**Work to be completed**
Reproduce the material verbatim, beginning with its first line and continuing through the line containing "video-resolution-value: 1920x1080 —", with that line included.

**Information given**

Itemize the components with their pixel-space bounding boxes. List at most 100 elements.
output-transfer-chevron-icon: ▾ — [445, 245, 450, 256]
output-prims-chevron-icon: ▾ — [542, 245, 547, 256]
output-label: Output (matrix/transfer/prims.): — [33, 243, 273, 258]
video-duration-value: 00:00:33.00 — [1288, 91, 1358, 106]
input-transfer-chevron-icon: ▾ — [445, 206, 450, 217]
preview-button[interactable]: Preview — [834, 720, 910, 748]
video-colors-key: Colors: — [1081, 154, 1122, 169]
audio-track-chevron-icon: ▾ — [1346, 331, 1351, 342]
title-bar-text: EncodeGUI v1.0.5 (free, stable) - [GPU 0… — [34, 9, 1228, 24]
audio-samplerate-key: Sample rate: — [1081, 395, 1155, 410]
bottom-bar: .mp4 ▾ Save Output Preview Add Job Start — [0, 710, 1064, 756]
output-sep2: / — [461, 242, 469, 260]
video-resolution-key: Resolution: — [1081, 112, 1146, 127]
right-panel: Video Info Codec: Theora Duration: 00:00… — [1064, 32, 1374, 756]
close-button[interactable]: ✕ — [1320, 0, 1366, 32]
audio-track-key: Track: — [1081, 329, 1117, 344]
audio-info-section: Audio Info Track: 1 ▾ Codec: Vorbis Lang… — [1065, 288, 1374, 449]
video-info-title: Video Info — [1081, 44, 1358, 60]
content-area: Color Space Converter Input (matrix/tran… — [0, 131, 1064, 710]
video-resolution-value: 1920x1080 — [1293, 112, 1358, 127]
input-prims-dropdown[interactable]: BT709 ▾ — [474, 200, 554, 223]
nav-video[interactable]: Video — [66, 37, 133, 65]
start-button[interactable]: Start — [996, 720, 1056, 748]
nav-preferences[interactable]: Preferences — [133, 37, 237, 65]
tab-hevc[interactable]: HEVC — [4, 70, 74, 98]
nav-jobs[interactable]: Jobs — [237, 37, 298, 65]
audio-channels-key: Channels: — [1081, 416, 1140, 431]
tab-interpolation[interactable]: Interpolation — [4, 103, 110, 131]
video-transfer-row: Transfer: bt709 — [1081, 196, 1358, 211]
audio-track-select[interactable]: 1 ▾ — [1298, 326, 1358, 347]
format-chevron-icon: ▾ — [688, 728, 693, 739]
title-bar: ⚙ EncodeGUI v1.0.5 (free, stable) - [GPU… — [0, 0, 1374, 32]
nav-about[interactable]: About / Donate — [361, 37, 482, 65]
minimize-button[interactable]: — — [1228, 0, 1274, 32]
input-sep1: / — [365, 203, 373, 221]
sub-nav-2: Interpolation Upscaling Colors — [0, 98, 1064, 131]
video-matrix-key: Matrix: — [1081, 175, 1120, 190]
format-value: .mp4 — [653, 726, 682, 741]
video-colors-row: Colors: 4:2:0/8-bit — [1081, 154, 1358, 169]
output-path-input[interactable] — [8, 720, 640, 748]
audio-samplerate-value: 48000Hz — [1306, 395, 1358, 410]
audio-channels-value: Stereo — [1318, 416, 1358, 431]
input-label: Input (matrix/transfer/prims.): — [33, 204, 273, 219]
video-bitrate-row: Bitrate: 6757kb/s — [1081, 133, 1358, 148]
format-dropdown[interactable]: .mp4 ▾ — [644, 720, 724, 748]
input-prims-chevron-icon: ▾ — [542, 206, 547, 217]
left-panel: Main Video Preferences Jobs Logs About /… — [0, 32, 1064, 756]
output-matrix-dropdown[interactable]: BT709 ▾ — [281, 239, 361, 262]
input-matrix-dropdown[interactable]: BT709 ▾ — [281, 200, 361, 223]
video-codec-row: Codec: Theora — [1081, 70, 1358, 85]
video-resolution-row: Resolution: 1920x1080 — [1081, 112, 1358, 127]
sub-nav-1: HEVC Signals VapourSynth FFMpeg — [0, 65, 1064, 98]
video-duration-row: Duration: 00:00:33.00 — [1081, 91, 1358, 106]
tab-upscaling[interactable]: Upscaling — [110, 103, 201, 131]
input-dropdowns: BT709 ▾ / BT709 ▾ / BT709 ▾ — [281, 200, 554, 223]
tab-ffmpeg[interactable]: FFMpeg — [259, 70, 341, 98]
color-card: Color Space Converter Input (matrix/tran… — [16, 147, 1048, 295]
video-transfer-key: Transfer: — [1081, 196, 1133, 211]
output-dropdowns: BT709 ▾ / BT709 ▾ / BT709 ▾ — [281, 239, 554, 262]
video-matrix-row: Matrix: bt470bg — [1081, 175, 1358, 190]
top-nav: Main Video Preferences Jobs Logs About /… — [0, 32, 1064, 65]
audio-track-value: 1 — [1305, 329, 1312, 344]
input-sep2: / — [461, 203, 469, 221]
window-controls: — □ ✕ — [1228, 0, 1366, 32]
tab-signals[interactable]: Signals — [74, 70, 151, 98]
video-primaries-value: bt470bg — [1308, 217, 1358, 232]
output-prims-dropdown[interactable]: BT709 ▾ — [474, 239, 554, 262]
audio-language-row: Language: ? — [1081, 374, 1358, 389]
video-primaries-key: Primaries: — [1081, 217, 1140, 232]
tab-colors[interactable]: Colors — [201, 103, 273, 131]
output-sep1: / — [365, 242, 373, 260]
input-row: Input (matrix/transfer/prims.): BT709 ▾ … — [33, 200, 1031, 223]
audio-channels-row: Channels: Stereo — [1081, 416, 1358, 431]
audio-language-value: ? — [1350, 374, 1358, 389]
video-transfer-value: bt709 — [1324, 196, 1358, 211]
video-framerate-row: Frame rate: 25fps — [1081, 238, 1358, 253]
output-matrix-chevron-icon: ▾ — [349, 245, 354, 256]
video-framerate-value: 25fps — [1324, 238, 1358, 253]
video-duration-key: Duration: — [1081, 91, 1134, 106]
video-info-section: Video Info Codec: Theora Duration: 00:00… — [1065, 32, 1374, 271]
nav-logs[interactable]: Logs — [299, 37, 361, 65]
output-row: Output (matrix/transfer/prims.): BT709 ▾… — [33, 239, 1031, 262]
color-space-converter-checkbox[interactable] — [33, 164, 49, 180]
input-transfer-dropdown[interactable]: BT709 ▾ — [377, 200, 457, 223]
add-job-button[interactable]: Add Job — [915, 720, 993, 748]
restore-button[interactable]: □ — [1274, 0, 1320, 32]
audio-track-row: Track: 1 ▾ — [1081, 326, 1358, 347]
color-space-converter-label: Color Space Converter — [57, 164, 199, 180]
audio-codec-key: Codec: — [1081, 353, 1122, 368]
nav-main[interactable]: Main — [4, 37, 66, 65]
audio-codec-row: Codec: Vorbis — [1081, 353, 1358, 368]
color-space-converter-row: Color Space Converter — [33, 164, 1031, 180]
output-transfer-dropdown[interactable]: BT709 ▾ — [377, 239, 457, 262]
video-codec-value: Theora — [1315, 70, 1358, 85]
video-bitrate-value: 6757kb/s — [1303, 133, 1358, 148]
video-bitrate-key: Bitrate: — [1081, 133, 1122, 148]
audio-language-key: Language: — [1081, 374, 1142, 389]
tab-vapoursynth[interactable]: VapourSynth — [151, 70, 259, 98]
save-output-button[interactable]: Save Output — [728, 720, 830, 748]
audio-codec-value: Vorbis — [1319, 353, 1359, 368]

**Exercise solution**
Itemize the components with their pixel-space bounding boxes. List at most 100 elements.
output-transfer-chevron-icon: ▾ — [445, 245, 450, 256]
output-prims-chevron-icon: ▾ — [542, 245, 547, 256]
output-label: Output (matrix/transfer/prims.): — [33, 243, 273, 258]
video-duration-value: 00:00:33.00 — [1288, 91, 1358, 106]
input-transfer-chevron-icon: ▾ — [445, 206, 450, 217]
preview-button[interactable]: Preview — [834, 720, 910, 748]
video-colors-key: Colors: — [1081, 154, 1122, 169]
audio-track-chevron-icon: ▾ — [1346, 331, 1351, 342]
title-bar-text: EncodeGUI v1.0.5 (free, stable) - [GPU 0… — [34, 9, 1228, 24]
audio-samplerate-key: Sample rate: — [1081, 395, 1155, 410]
bottom-bar: .mp4 ▾ Save Output Preview Add Job Start — [0, 710, 1064, 756]
output-sep2: / — [461, 242, 469, 260]
video-resolution-key: Resolution: — [1081, 112, 1146, 127]
right-panel: Video Info Codec: Theora Duration: 00:00… — [1064, 32, 1374, 756]
close-button[interactable]: ✕ — [1320, 0, 1366, 32]
audio-track-key: Track: — [1081, 329, 1117, 344]
audio-info-section: Audio Info Track: 1 ▾ Codec: Vorbis Lang… — [1065, 288, 1374, 449]
video-info-title: Video Info — [1081, 44, 1358, 60]
content-area: Color Space Converter Input (matrix/tran… — [0, 131, 1064, 710]
video-resolution-value: 1920x1080 — [1293, 112, 1358, 127]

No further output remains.